[Extracted data entries]
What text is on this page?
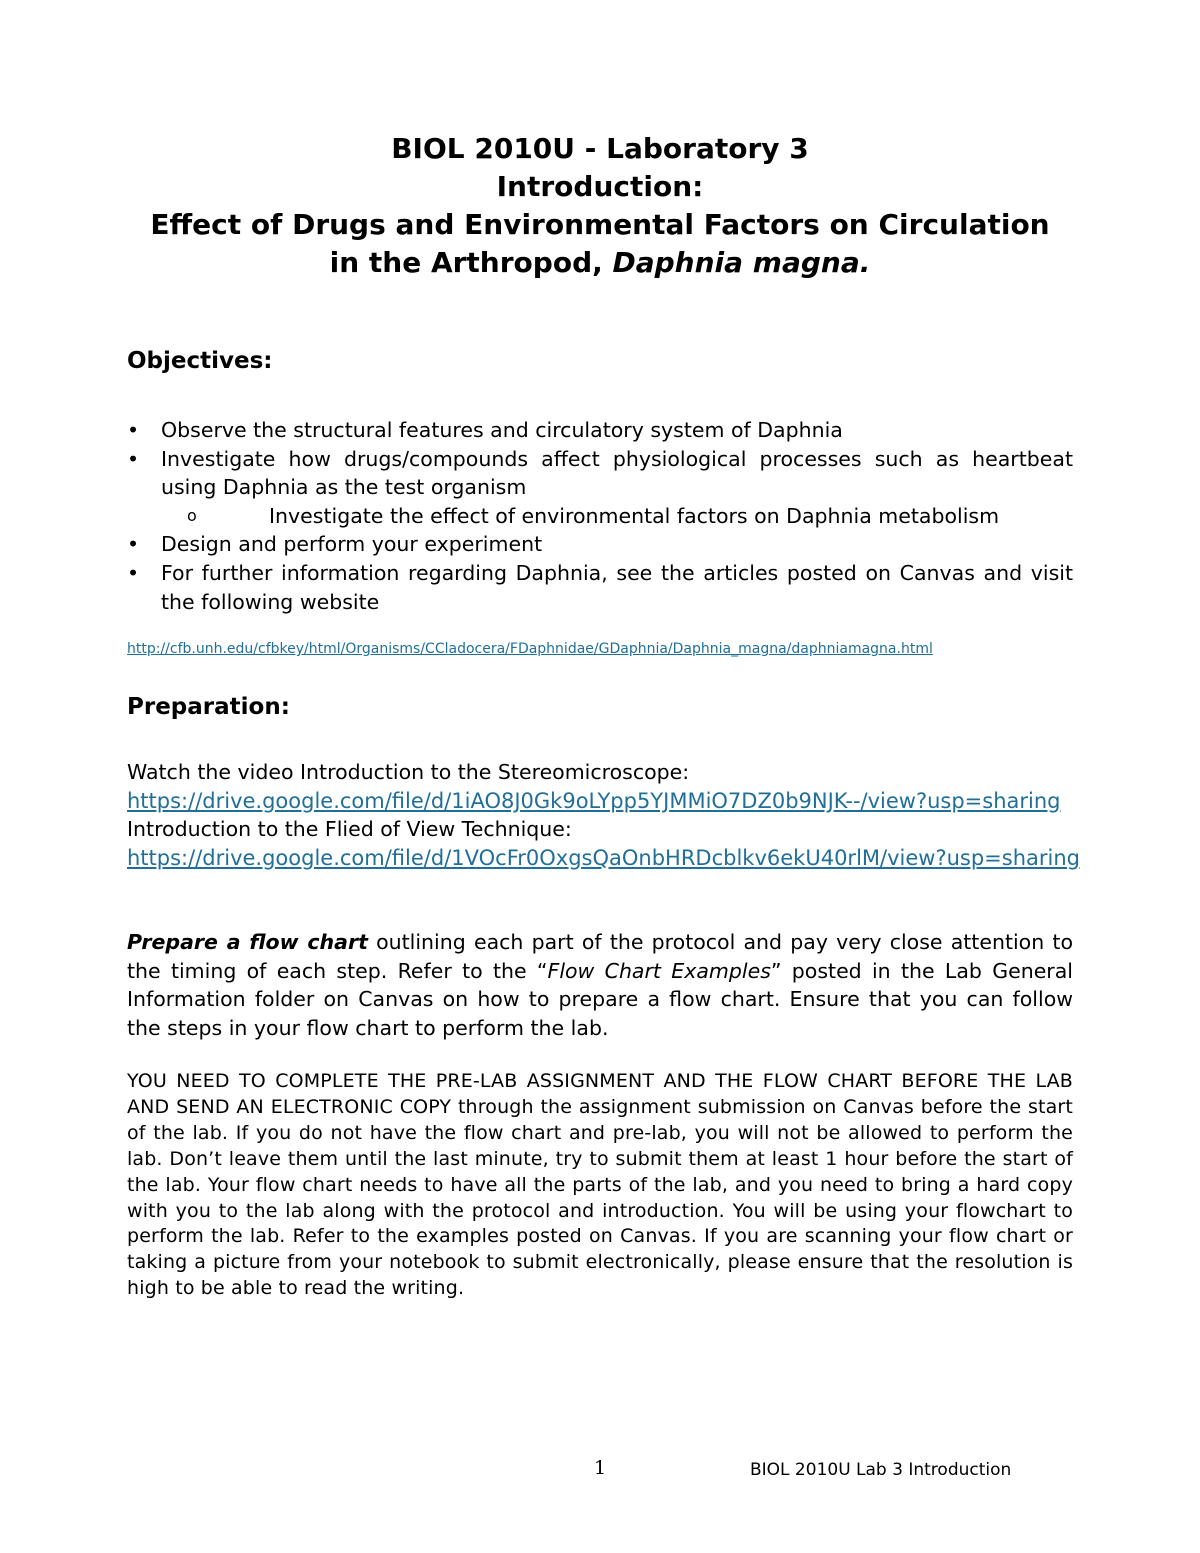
BIOL 2010U - Laboratory 3
Introduction:
Effect of Drugs and Environmental Factors on Circulation
in the Arthropod, Daphnia magna.
Objectives:
•	Observe the structural features and circulatory system of Daphnia
•	Investigate how drugs/compounds affect physiological processes such as heartbeat using Daphnia as the test organism
o	Investigate the effect of environmental factors on Daphnia metabolism
•	Design and perform your experiment
•	For further information regarding Daphnia, see the articles posted on Canvas and visit the following website
http://cfb.unh.edu/cfbkey/html/Organisms/CCladocera/FDaphnidae/GDaphnia/Daphnia_magna/daphniamagna.html
Preparation:
Watch the video Introduction to the Stereomicroscope:
https://drive.google.com/file/d/1iAO8J0Gk9oLYpp5YJMMiO7DZ0b9NJK--/view?usp=sharing
Introduction to the Flied of View Technique:
https://drive.google.com/file/d/1VOcFr0OxgsQaOnbHRDcblkv6ekU40rlM/view?usp=sharing
Prepare a flow chart outlining each part of the protocol and pay very close attention to the timing of each step. Refer to the “Flow Chart Examples” posted in the Lab General Information folder on Canvas on how to prepare a flow chart. Ensure that you can follow the steps in your flow chart to perform the lab.
YOU NEED TO COMPLETE THE PRE-LAB ASSIGNMENT AND THE FLOW CHART BEFORE THE LAB AND SEND AN ELECTRONIC COPY through the assignment submission on Canvas before the start of the lab. If you do not have the flow chart and pre-lab, you will not be allowed to perform the lab. Don’t leave them until the last minute, try to submit them at least 1 hour before the start of the lab. Your flow chart needs to have all the parts of the lab, and you need to bring a hard copy with you to the lab along with the protocol and introduction. You will be using your flowchart to perform the lab. Refer to the examples posted on Canvas. If you are scanning your flow chart or taking a picture from your notebook to submit electronically, please ensure that the resolution is high to be able to read the writing.
1	BIOL 2010U Lab 3 Introduction
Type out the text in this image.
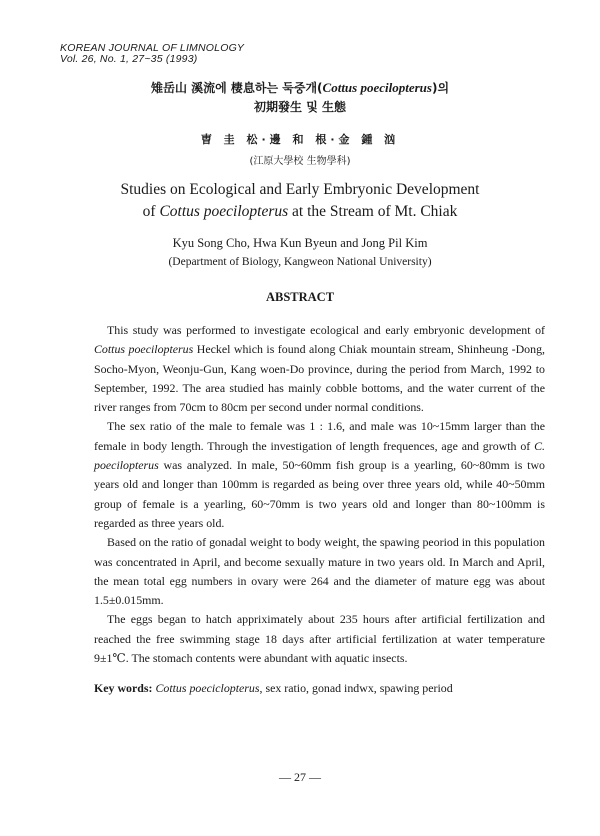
KOREAN JOURNAL OF LIMNOLOGY
Vol. 26, No. 1, 27~35 (1993)
雉岳山 溪流에 棲息하는 둑중개(Cottus poecilopterus)의
初期發生 및 生態
曺 圭 松·邊 和 根·金 鍾 汹
(江原大學校 生物學科)
Studies on Ecological and Early Embryonic Development
of Cottus poecilopterus at the Stream of Mt. Chiak
Kyu Song Cho, Hwa Kun Byeun and Jong Pil Kim
(Department of Biology, Kangweon National University)
ABSTRACT

This study was performed to investigate ecological and early embryonic development of Cottus poecilopterus Heckel which is found along Chiak mountain stream, Shinheung -Dong, Socho-Myon, Weonju-Gun, Kang woen-Do province, during the period from March, 1992 to September, 1992. The area studied has mainly cobble bottoms, and the water current of the river ranges from 70cm to 80cm per second under normal conditions.

The sex ratio of the male to female was 1 : 1.6, and male was 10~15mm larger than the female in body length. Through the investigation of length frequences, age and growth of C. poecilopterus was analyzed. In male, 50~60mm fish group is a yearling, 60~80mm is two years old and longer than 100mm is regarded as being over three years old, while 40~50mm group of female is a yearling, 60~70mm is two years old and longer than 80~100mm is regarded as three years old.

Based on the ratio of gonadal weight to body weight, the spawing peoriod in this population was concentrated in April, and become sexually mature in two years old. In March and April, the mean total egg numbers in ovary were 264 and the diameter of mature egg was about 1.5±0.015mm.

The eggs began to hatch appriximately about 235 hours after artificial fertilization and reached the free swimming stage 18 days after artificial fertilization at water temperature 9±1℃. The stomach contents were abundant with aquatic insects.

Key words: Cottus poeciclopterus, sex ratio, gonad indwx, spawing period
— 27 —
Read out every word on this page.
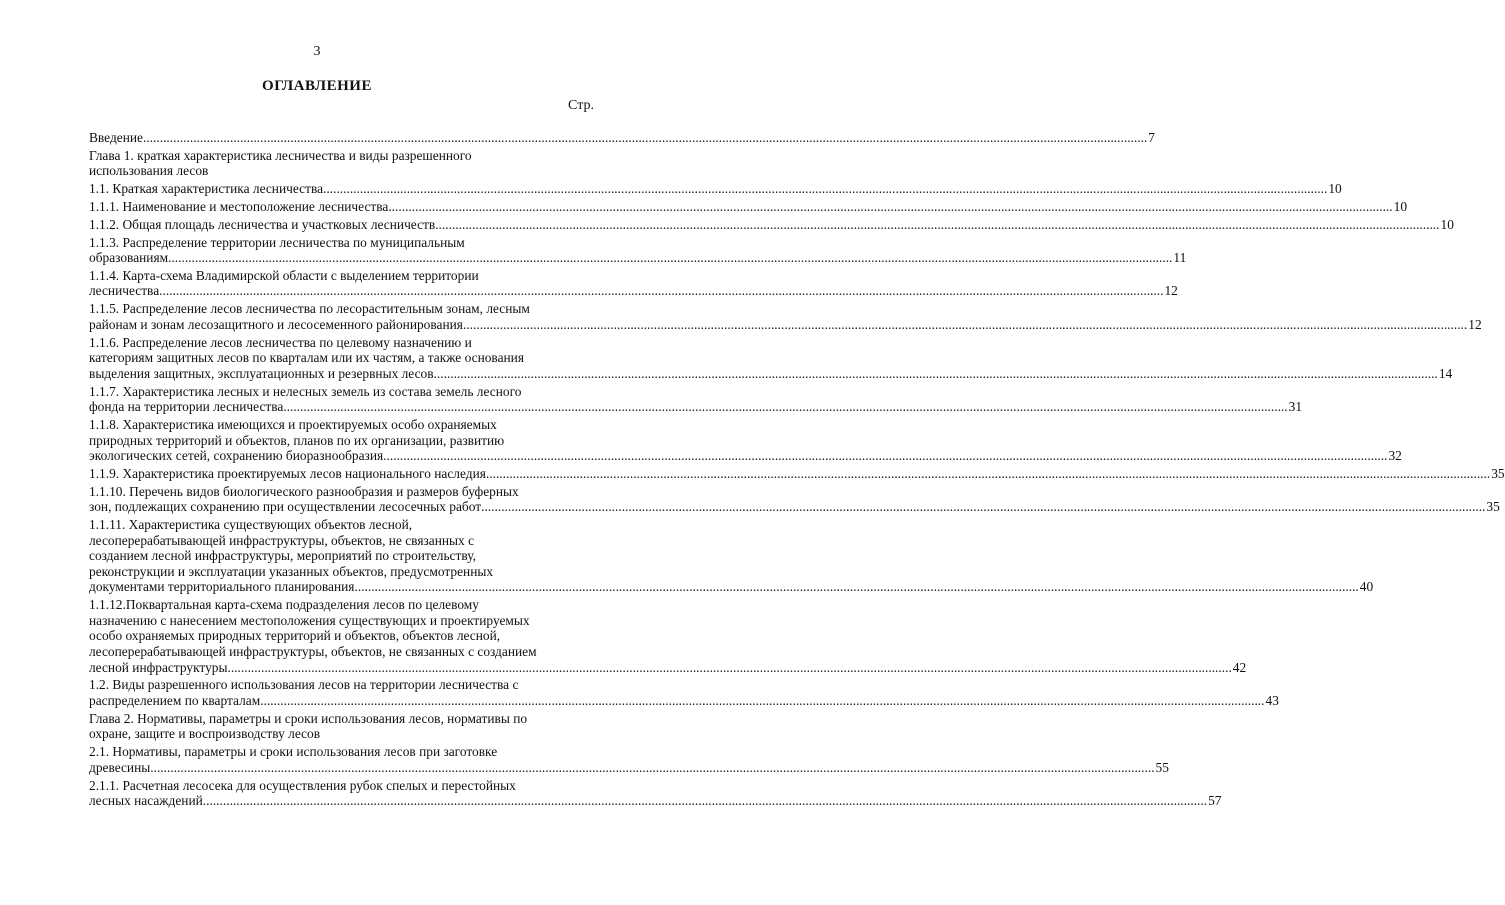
3
ОГЛАВЛЕНИЕ
Стр.
Введение ............................................................................................................................................................................................................................................................................................................ 7
Глава 1. краткая характеристика лесничества и виды разрешенного
использования лесов
1.1. Краткая характеристика лесничества ............................................................................................................................................................................................................................................................................................................ 10
1.1.1. Наименование и местоположение лесничества ............................................................................................................................................................................................................................................................................................................ 10
1.1.2. Общая площадь лесничества и участковых лесничеств ............................................................................................................................................................................................................................................................................................................ 10
1.1.3. Распределение территории лесничества по муниципальным
образованиям ............................................................................................................................................................................................................................................................................................................ 11
1.1.4. Карта-схема Владимирской области с выделением территории
лесничества ............................................................................................................................................................................................................................................................................................................ 12
1.1.5. Распределение лесов лесничества по лесорастительным зонам, лесным
районам и зонам лесозащитного и лесосеменного районирования ............................................................................................................................................................................................................................................................................................................ 12
1.1.6. Распределение лесов лесничества по целевому назначению и
категориям защитных лесов по кварталам или их частям, а также основания
выделения защитных, эксплуатационных и резервных лесов ............................................................................................................................................................................................................................................................................................................ 14
1.1.7. Характеристика лесных и нелесных земель из состава земель лесного
фонда на территории лесничества ............................................................................................................................................................................................................................................................................................................ 31
1.1.8. Характеристика имеющихся и проектируемых особо охраняемых
природных территорий и объектов, планов по их организации, развитию
экологических сетей, сохранению биоразнообразия ............................................................................................................................................................................................................................................................................................................ 32
1.1.9. Характеристика проектируемых лесов национального наследия ............................................................................................................................................................................................................................................................................................................ 35
1.1.10. Перечень видов биологического разнообразия и размеров буферных
зон, подлежащих сохранению при осуществлении лесосечных работ ............................................................................................................................................................................................................................................................................................................ 35
1.1.11. Характеристика существующих объектов лесной,
лесоперерабатывающей инфраструктуры, объектов, не связанных с
созданием лесной инфраструктуры, мероприятий по строительству,
реконструкции и эксплуатации указанных объектов, предусмотренных
документами территориального планирования ............................................................................................................................................................................................................................................................................................................ 40
1.1.12.Поквартальная карта-схема подразделения лесов по целевому
назначению с нанесением местоположения существующих и проектируемых
особо охраняемых природных территорий и объектов, объектов лесной,
лесоперерабатывающей инфраструктуры, объектов, не связанных с созданием
лесной инфраструктуры ............................................................................................................................................................................................................................................................................................................ 42
1.2. Виды разрешенного использования лесов на территории лесничества с
распределением по кварталам ............................................................................................................................................................................................................................................................................................................ 43
Глава 2. Нормативы, параметры и сроки использования лесов, нормативы по
охране, защите и воспроизводству лесов
2.1. Нормативы, параметры и сроки использования лесов при заготовке
древесины ............................................................................................................................................................................................................................................................................................................ 55
2.1.1. Расчетная лесосека для осуществления рубок спелых и перестойных
лесных насаждений ............................................................................................................................................................................................................................................................................................................ 57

*Short problem:* From the data, pick out every line that includes "text".

*Solved exercise:*
What text is on this page?
Type out the text in this image.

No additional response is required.